■ What you need to do ■
Will you output the entries below exactly, skipping every image they contain?

■ Entries supplied ■
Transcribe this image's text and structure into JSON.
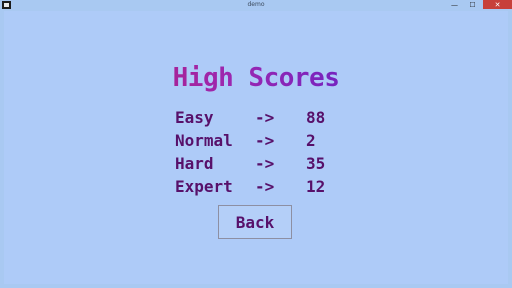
{
  "window": {
    "title": "demo",
    "minimize_glyph": "—",
    "maximize_glyph": "☐",
    "close_glyph": "✕"
  },
  "screen": {
    "heading": "High Scores",
    "scores": [
      {
        "level": "Easy",
        "arrow": "->",
        "score": "88"
      },
      {
        "level": "Normal",
        "arrow": "->",
        "score": "2"
      },
      {
        "level": "Hard",
        "arrow": "->",
        "score": "35"
      },
      {
        "level": "Expert",
        "arrow": "->",
        "score": "12"
      }
    ],
    "back_label": "Back"
  },
  "colors": {
    "background": "#aecbf8",
    "text": "#57106a",
    "heading_gradient": [
      "#c2185b",
      "#3b1fd6"
    ],
    "close_button": "#c7403a"
  }
}
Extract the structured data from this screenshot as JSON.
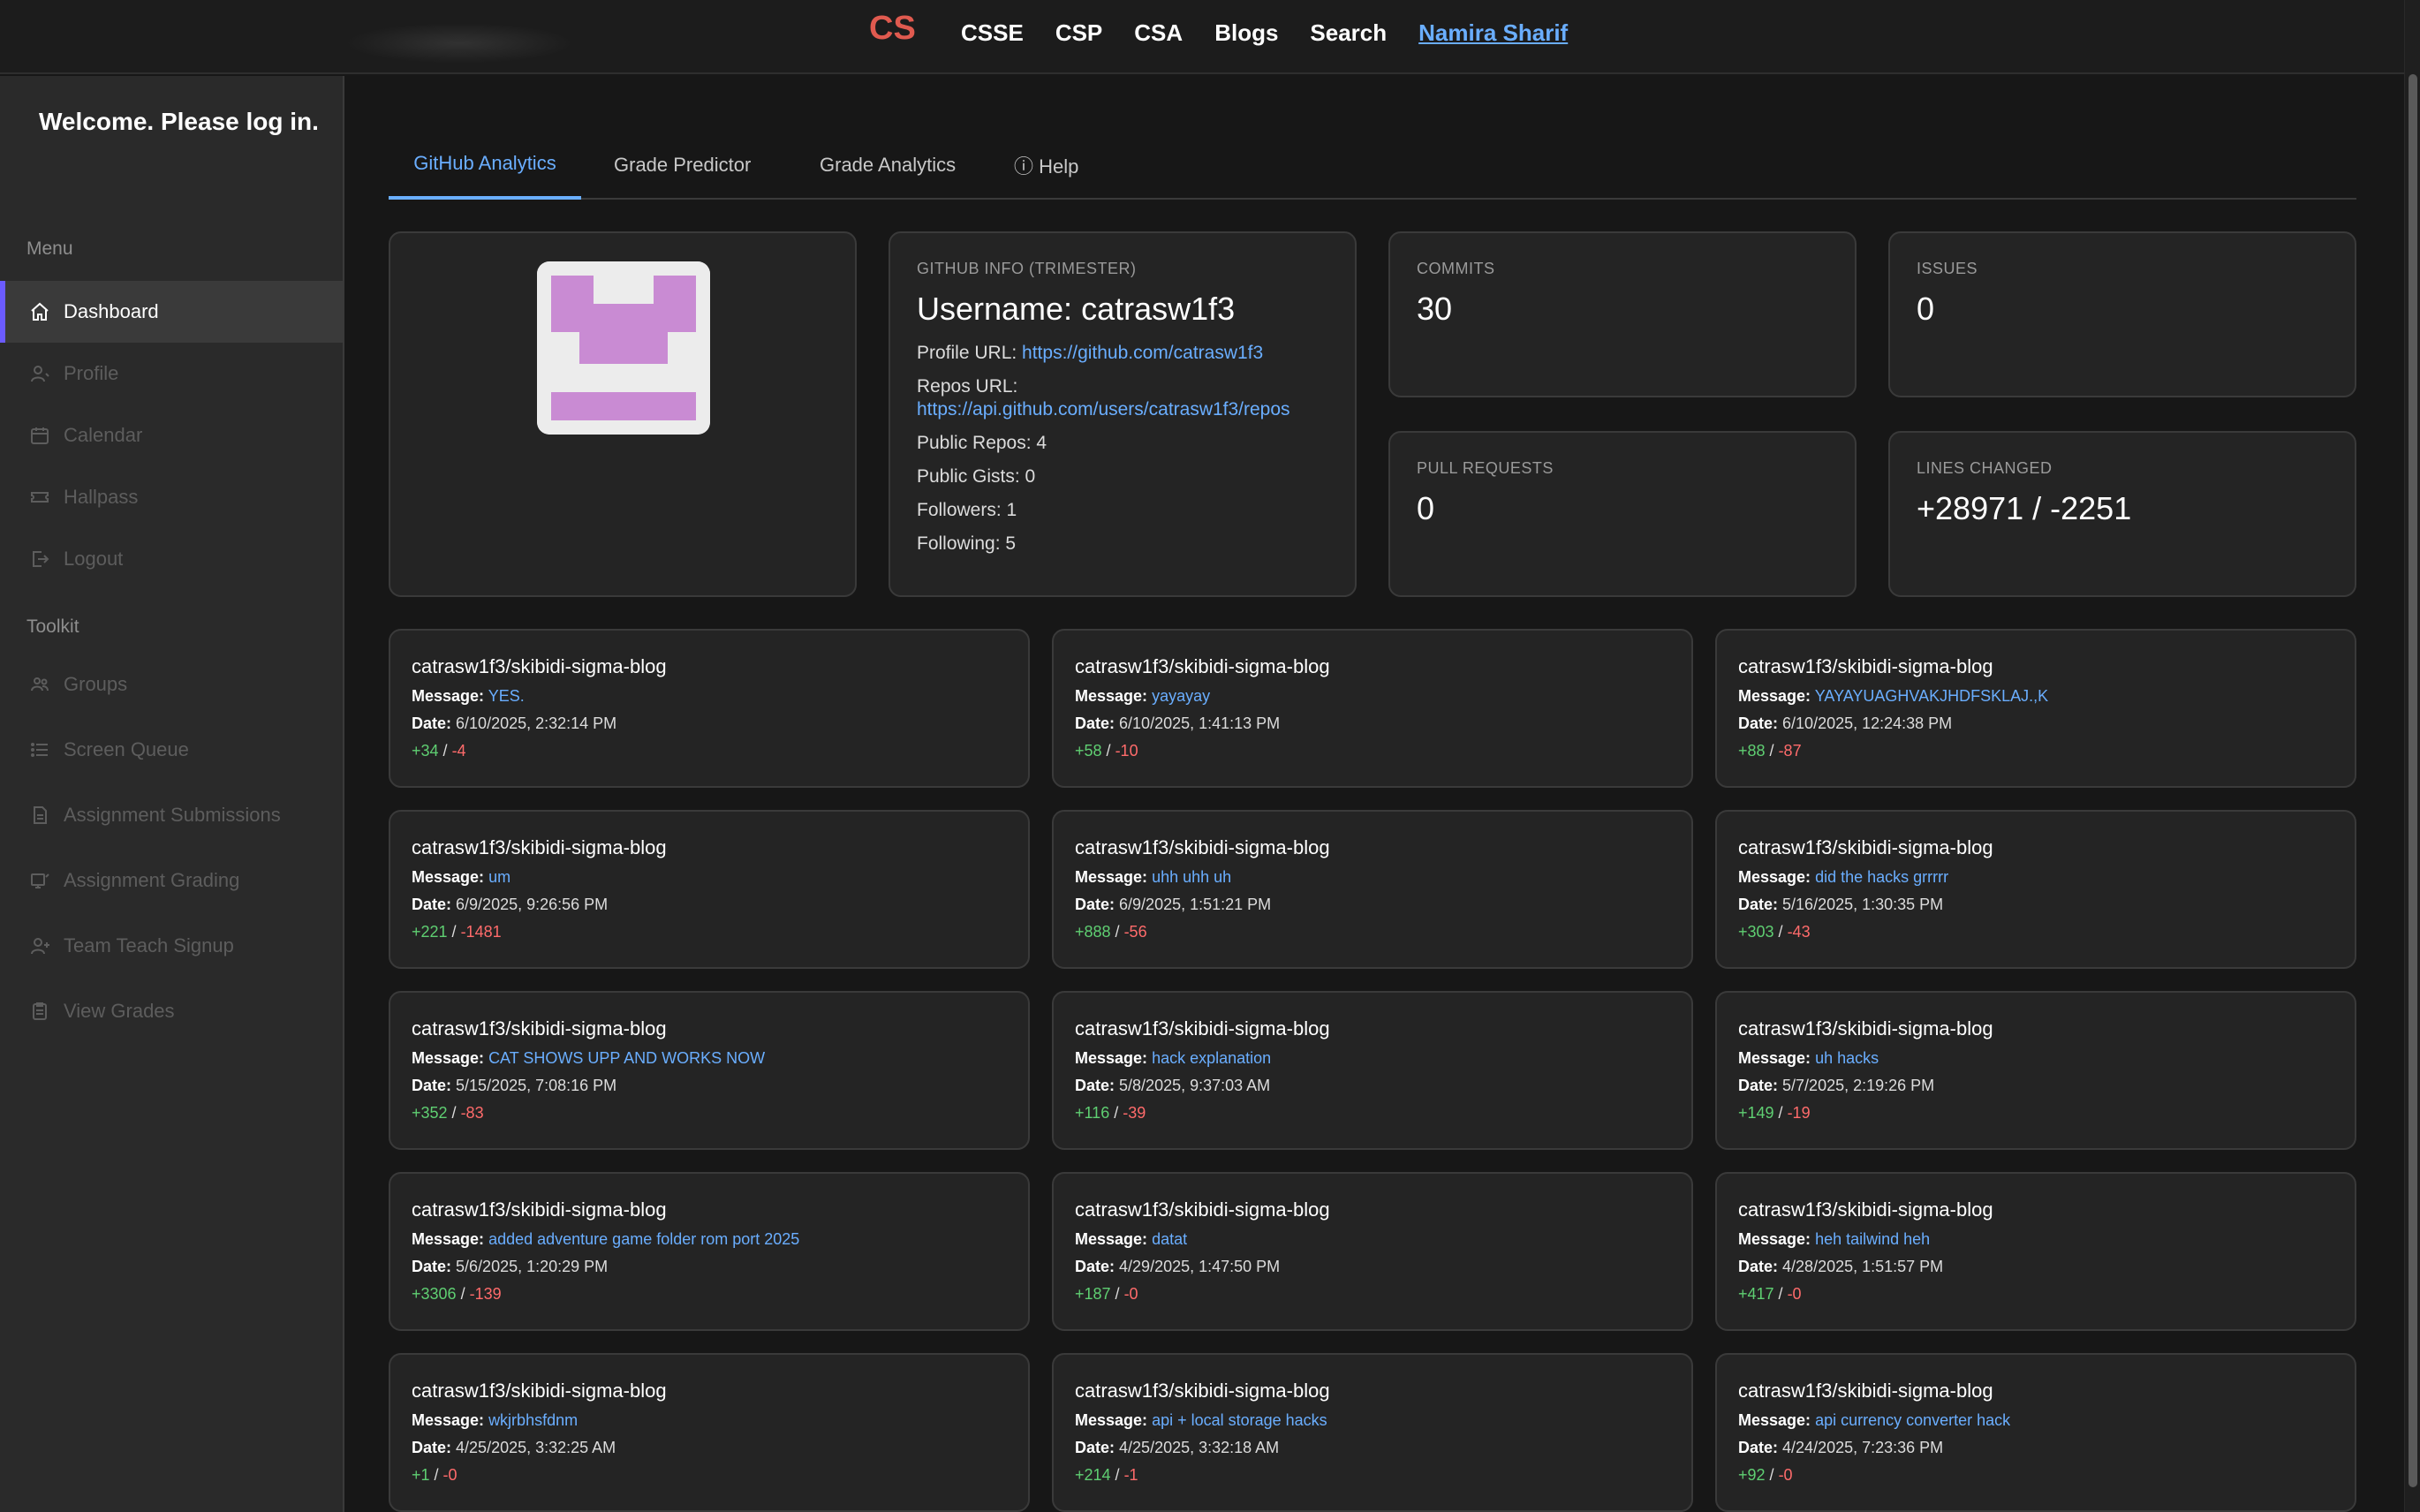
{
  "topbar": {
    "nav": [
      "CSSE",
      "CSP",
      "CSA",
      "Blogs",
      "Search"
    ],
    "user": "Namira Sharif",
    "logo_text": "CS",
    "logo_color": "#e05a4f"
  },
  "sidebar": {
    "welcome": "Welcome. Please log in.",
    "menu_header": "Menu",
    "menu_items": [
      {
        "label": "Dashboard",
        "icon": "home-icon"
      },
      {
        "label": "Profile",
        "icon": "profile-icon"
      },
      {
        "label": "Calendar",
        "icon": "calendar-icon"
      },
      {
        "label": "Hallpass",
        "icon": "ticket-icon"
      },
      {
        "label": "Logout",
        "icon": "logout-icon"
      }
    ],
    "toolkit_header": "Toolkit",
    "toolkit_items": [
      {
        "label": "Groups",
        "icon": "groups-icon"
      },
      {
        "label": "Screen Queue",
        "icon": "queue-icon"
      },
      {
        "label": "Assignment Submissions",
        "icon": "submissions-icon"
      },
      {
        "label": "Assignment Grading",
        "icon": "grading-icon"
      },
      {
        "label": "Team Teach Signup",
        "icon": "signup-icon"
      },
      {
        "label": "View Grades",
        "icon": "grades-icon"
      }
    ]
  },
  "tabs": [
    "GitHub Analytics",
    "Grade Predictor",
    "Grade Analytics",
    "ⓘ Help"
  ],
  "info": {
    "header": "GITHUB INFO (TRIMESTER)",
    "username": "Username: catrasw1f3",
    "profile_url_label": "Profile URL:",
    "profile_url": "https://github.com/catrasw1f3",
    "repos_url_label": "Repos URL:",
    "repos_url": "https://api.github.com/users/catrasw1f3/repos",
    "public_repos": "Public Repos: 4",
    "public_gists": "Public Gists: 0",
    "followers": "Followers: 1",
    "following": "Following: 5"
  },
  "stats": {
    "commits_label": "COMMITS",
    "commits": "30",
    "issues_label": "ISSUES",
    "issues": "0",
    "prs_label": "PULL REQUESTS",
    "prs": "0",
    "lines_label": "LINES CHANGED",
    "lines": "+28971 / -2251"
  },
  "labels": {
    "message": "Message:",
    "date": "Date:"
  },
  "commits": [
    {
      "repo": "catrasw1f3/skibidi-sigma-blog",
      "message": "YES.",
      "date": "6/10/2025, 2:32:14 PM",
      "add": "+34",
      "del": "-4"
    },
    {
      "repo": "catrasw1f3/skibidi-sigma-blog",
      "message": "yayayay",
      "date": "6/10/2025, 1:41:13 PM",
      "add": "+58",
      "del": "-10"
    },
    {
      "repo": "catrasw1f3/skibidi-sigma-blog",
      "message": "YAYAYUAGHVAKJHDFSKLAJ.,K",
      "date": "6/10/2025, 12:24:38 PM",
      "add": "+88",
      "del": "-87"
    },
    {
      "repo": "catrasw1f3/skibidi-sigma-blog",
      "message": "um",
      "date": "6/9/2025, 9:26:56 PM",
      "add": "+221",
      "del": "-1481"
    },
    {
      "repo": "catrasw1f3/skibidi-sigma-blog",
      "message": "uhh uhh uh",
      "date": "6/9/2025, 1:51:21 PM",
      "add": "+888",
      "del": "-56"
    },
    {
      "repo": "catrasw1f3/skibidi-sigma-blog",
      "message": "did the hacks grrrrr",
      "date": "5/16/2025, 1:30:35 PM",
      "add": "+303",
      "del": "-43"
    },
    {
      "repo": "catrasw1f3/skibidi-sigma-blog",
      "message": "CAT SHOWS UPP AND WORKS NOW",
      "date": "5/15/2025, 7:08:16 PM",
      "add": "+352",
      "del": "-83"
    },
    {
      "repo": "catrasw1f3/skibidi-sigma-blog",
      "message": "hack explanation",
      "date": "5/8/2025, 9:37:03 AM",
      "add": "+116",
      "del": "-39"
    },
    {
      "repo": "catrasw1f3/skibidi-sigma-blog",
      "message": "uh hacks",
      "date": "5/7/2025, 2:19:26 PM",
      "add": "+149",
      "del": "-19"
    },
    {
      "repo": "catrasw1f3/skibidi-sigma-blog",
      "message": "added adventure game folder rom port 2025",
      "date": "5/6/2025, 1:20:29 PM",
      "add": "+3306",
      "del": "-139"
    },
    {
      "repo": "catrasw1f3/skibidi-sigma-blog",
      "message": "datat",
      "date": "4/29/2025, 1:47:50 PM",
      "add": "+187",
      "del": "-0"
    },
    {
      "repo": "catrasw1f3/skibidi-sigma-blog",
      "message": "heh tailwind heh",
      "date": "4/28/2025, 1:51:57 PM",
      "add": "+417",
      "del": "-0"
    },
    {
      "repo": "catrasw1f3/skibidi-sigma-blog",
      "message": "wkjrbhsfdnm",
      "date": "4/25/2025, 3:32:25 AM",
      "add": "+1",
      "del": "-0"
    },
    {
      "repo": "catrasw1f3/skibidi-sigma-blog",
      "message": "api + local storage hacks",
      "date": "4/25/2025, 3:32:18 AM",
      "add": "+214",
      "del": "-1"
    },
    {
      "repo": "catrasw1f3/skibidi-sigma-blog",
      "message": "api currency converter hack",
      "date": "4/24/2025, 7:23:36 PM",
      "add": "+92",
      "del": "-0"
    }
  ],
  "colors": {
    "accent": "#6aaeff",
    "active_marker": "#6b5bff",
    "additions": "#5fcf72",
    "deletions": "#ff6b6b",
    "identicon": "#c98bd3"
  }
}
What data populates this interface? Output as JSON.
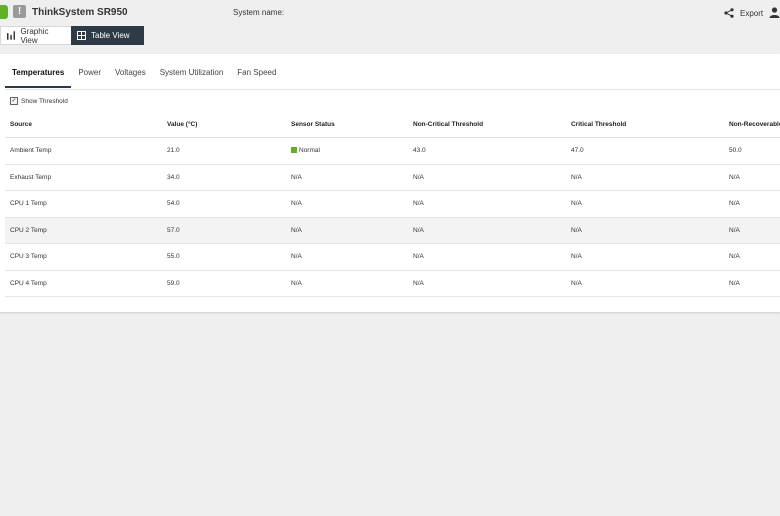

■ Correct output ■
Transcribe this image's text and structure into JSON.
{
  "window": {
    "title": "demo",
    "minimize_glyph": "—",
    "maximize_glyph": "☐",
    "close_glyph": "✕"
  },
  "screen": {
    "heading": "High Scores",
    "scores": [
      {
        "level": "Easy",
        "arrow": "->",
        "score": "88"
      },
      {
        "level": "Normal",
        "arrow": "->",
        "score": "2"
      },
      {
        "level": "Hard",
        "arrow": "->",
        "score": "35"
      },
      {
        "level": "Expert",
        "arrow": "->",
        "score": "12"
      }
    ],
    "back_label": "Back"
  },
  "colors": {
    "background": "#aecbf8",
    "text": "#57106a",
    "heading_gradient": [
      "#c2185b",
      "#3b1fd6"
    ],
    "close_button": "#c7403a"
  }
}
Extract the structured data from this screenshot as JSON.
{
  "topbar": {
    "nav": [
      "CSSE",
      "CSP",
      "CSA",
      "Blogs",
      "Search"
    ],
    "user": "Namira Sharif",
    "logo_text": "CS",
    "logo_color": "#e05a4f"
  },
  "sidebar": {
    "welcome": "Welcome. Please log in.",
    "menu_header": "Menu",
    "menu_items": [
      {
        "label": "Dashboard",
        "icon": "home-icon"
      },
      {
        "label": "Profile",
        "icon": "profile-icon"
      },
      {
        "label": "Calendar",
        "icon": "calendar-icon"
      },
      {
        "label": "Hallpass",
        "icon": "ticket-icon"
      },
      {
        "label": "Logout",
        "icon": "logout-icon"
      }
    ],
    "toolkit_header": "Toolkit",
    "toolkit_items": [
      {
        "label": "Groups",
        "icon": "groups-icon"
      },
      {
        "label": "Screen Queue",
        "icon": "queue-icon"
      },
      {
        "label": "Assignment Submissions",
        "icon": "submissions-icon"
      },
      {
        "label": "Assignment Grading",
        "icon": "grading-icon"
      },
      {
        "label": "Team Teach Signup",
        "icon": "signup-icon"
      },
      {
        "label": "View Grades",
        "icon": "grades-icon"
      }
    ]
  },
  "tabs": [
    "GitHub Analytics",
    "Grade Predictor",
    "Grade Analytics",
    "ⓘ Help"
  ],
  "info": {
    "header": "GITHUB INFO (TRIMESTER)",
    "username": "Username: catrasw1f3",
    "profile_url_label": "Profile URL:",
    "profile_url": "https://github.com/catrasw1f3",
    "repos_url_label": "Repos URL:",
    "repos_url": "https://api.github.com/users/catrasw1f3/repos",
    "public_repos": "Public Repos: 4",
    "public_gists": "Public Gists: 0",
    "followers": "Followers: 1",
    "following": "Following: 5"
  },
  "stats": {
    "commits_label": "COMMITS",
    "commits": "30",
    "issues_label": "ISSUES",
    "issues": "0",
    "prs_label": "PULL REQUESTS",
    "prs": "0",
    "lines_label": "LINES CHANGED",
    "lines": "+28971 / -2251"
  },
  "labels": {
    "message": "Message:",
    "date": "Date:"
  },
  "commits": [
    {
      "repo": "catrasw1f3/skibidi-sigma-blog",
      "message": "YES.",
      "date": "6/10/2025, 2:32:14 PM",
      "add": "+34",
      "del": "-4"
    },
    {
      "repo": "catrasw1f3/skibidi-sigma-blog",
      "message": "yayayay",
      "date": "6/10/2025, 1:41:13 PM",
      "add": "+58",
      "del": "-10"
    },
    {
      "repo": "catrasw1f3/skibidi-sigma-blog",
      "message": "YAYAYUAGHVAKJHDFSKLAJ.,K",
      "date": "6/10/2025, 12:24:38 PM",
      "add": "+88",
      "del": "-87"
    },
    {
      "repo": "catrasw1f3/skibidi-sigma-blog",
      "message": "um",
      "date": "6/9/2025, 9:26:56 PM",
      "add": "+221",
      "del": "-1481"
    },
    {
      "repo": "catrasw1f3/skibidi-sigma-blog",
      "message": "uhh uhh uh",
      "date": "6/9/2025, 1:51:21 PM",
      "add": "+888",
      "del": "-56"
    },
    {
      "repo": "catrasw1f3/skibidi-sigma-blog",
      "message": "did the hacks grrrrr",
      "date": "5/16/2025, 1:30:35 PM",
      "add": "+303",
      "del": "-43"
    },
    {
      "repo": "catrasw1f3/skibidi-sigma-blog",
      "message": "CAT SHOWS UPP AND WORKS NOW",
      "date": "5/15/2025, 7:08:16 PM",
      "add": "+352",
      "del": "-83"
    },
    {
      "repo": "catrasw1f3/skibidi-sigma-blog",
      "message": "hack explanation",
      "date": "5/8/2025, 9:37:03 AM",
      "add": "+116",
      "del": "-39"
    },
    {
      "repo": "catrasw1f3/skibidi-sigma-blog",
      "message": "uh hacks",
      "date": "5/7/2025, 2:19:26 PM",
      "add": "+149",
      "del": "-19"
    },
    {
      "repo": "catrasw1f3/skibidi-sigma-blog",
      "message": "added adventure game folder rom port 2025",
      "date": "5/6/2025, 1:20:29 PM",
      "add": "+3306",
      "del": "-139"
    },
    {
      "repo": "catrasw1f3/skibidi-sigma-blog",
      "message": "datat",
      "date": "4/29/2025, 1:47:50 PM",
      "add": "+187",
      "del": "-0"
    },
    {
      "repo": "catrasw1f3/skibidi-sigma-blog",
      "message": "heh tailwind heh",
      "date": "4/28/2025, 1:51:57 PM",
      "add": "+417",
      "del": "-0"
    },
    {
      "repo": "catrasw1f3/skibidi-sigma-blog",
      "message": "wkjrbhsfdnm",
      "date": "4/25/2025, 3:32:25 AM",
      "add": "+1",
      "del": "-0"
    },
    {
      "repo": "catrasw1f3/skibidi-sigma-blog",
      "message": "api + local storage hacks",
      "date": "4/25/2025, 3:32:18 AM",
      "add": "+214",
      "del": "-1"
    },
    {
      "repo": "catrasw1f3/skibidi-sigma-blog",
      "message": "api currency converter hack",
      "date": "4/24/2025, 7:23:36 PM",
      "add": "+92",
      "del": "-0"
    }
  ],
  "colors": {
    "accent": "#6aaeff",
    "active_marker": "#6b5bff",
    "additions": "#5fcf72",
    "deletions": "#ff6b6b",
    "identicon": "#c98bd3"
  }
}
What data populates this interface? Output as JSON.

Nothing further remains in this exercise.